Extract each line from the entries below that has the string "Κοινοτικό" in it.

====== Extracted records ======

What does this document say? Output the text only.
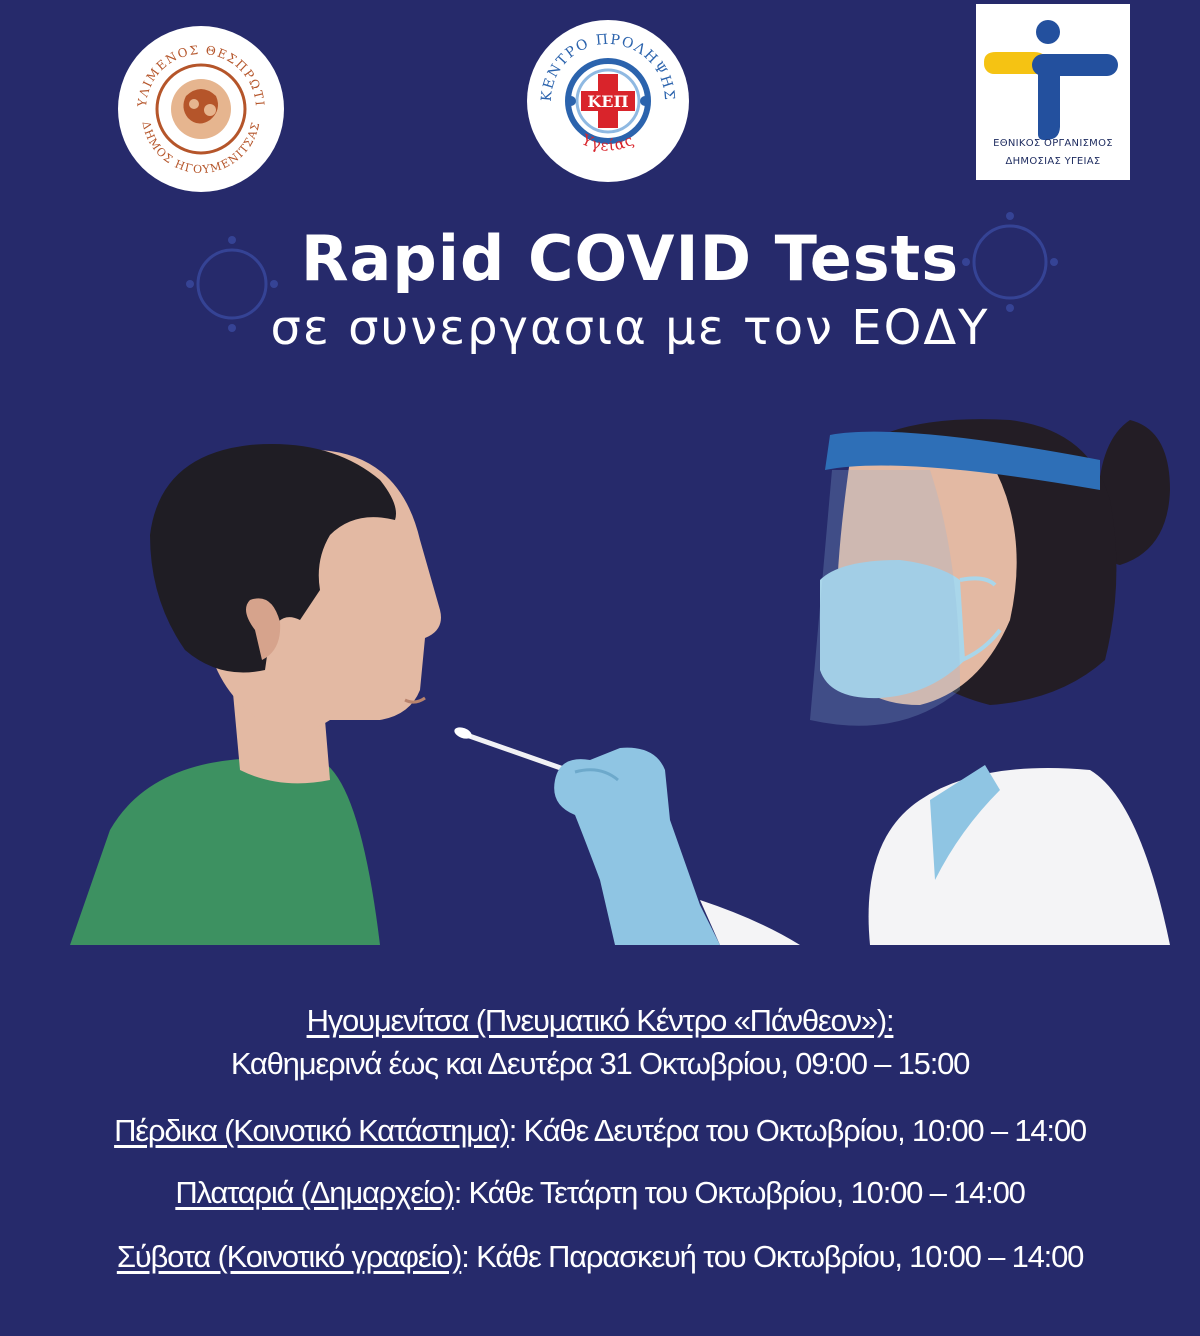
ΥΛΙΜΕΝΟΣ ΘΕΣΠΡΩΤΙ
ΔΗΜΟΣ ΗΓΟΥΜΕΝΙΤΣΑΣ
ΚΕΠ
ΚΕΝΤΡΟ ΠΡΟΛΗΨΗΣ
Υγείας	ΕΘΝΙΚΟΣ ΟΡΓΑΝΙΣΜΟΣ
ΔΗΜΟΣΙΑΣ ΥΓΕΙΑΣ
Rapid COVID Tests
σε συνεργασια με τον ΕΟΔΥ
Ηγουμενίτσα (Πνευματικό Κέντρο «Πάνθεον»):
Καθημερινά έως και Δευτέρα 31 Οκτωβρίου, 09:00 – 15:00
Πέρδικα (Κοινοτικό Κατάστημα): Κάθε Δευτέρα του Οκτωβρίου, 10:00 – 14:00
Πλαταριά (Δημαρχείο): Κάθε Τετάρτη του Οκτωβρίου, 10:00 – 14:00
Σύβοτα (Κοινοτικό γραφείο): Κάθε Παρασκευή του Οκτωβρίου, 10:00 – 14:00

======

_Result of this task_
Πέρδικα (Κοινοτικό Κατάστημα): Κάθε Δευτέρα του Οκτωβρίου, 10:00 – 14:00
Σύβοτα (Κοινοτικό γραφείο): Κάθε Παρασκευή του Οκτωβρίου, 10:00 – 14:00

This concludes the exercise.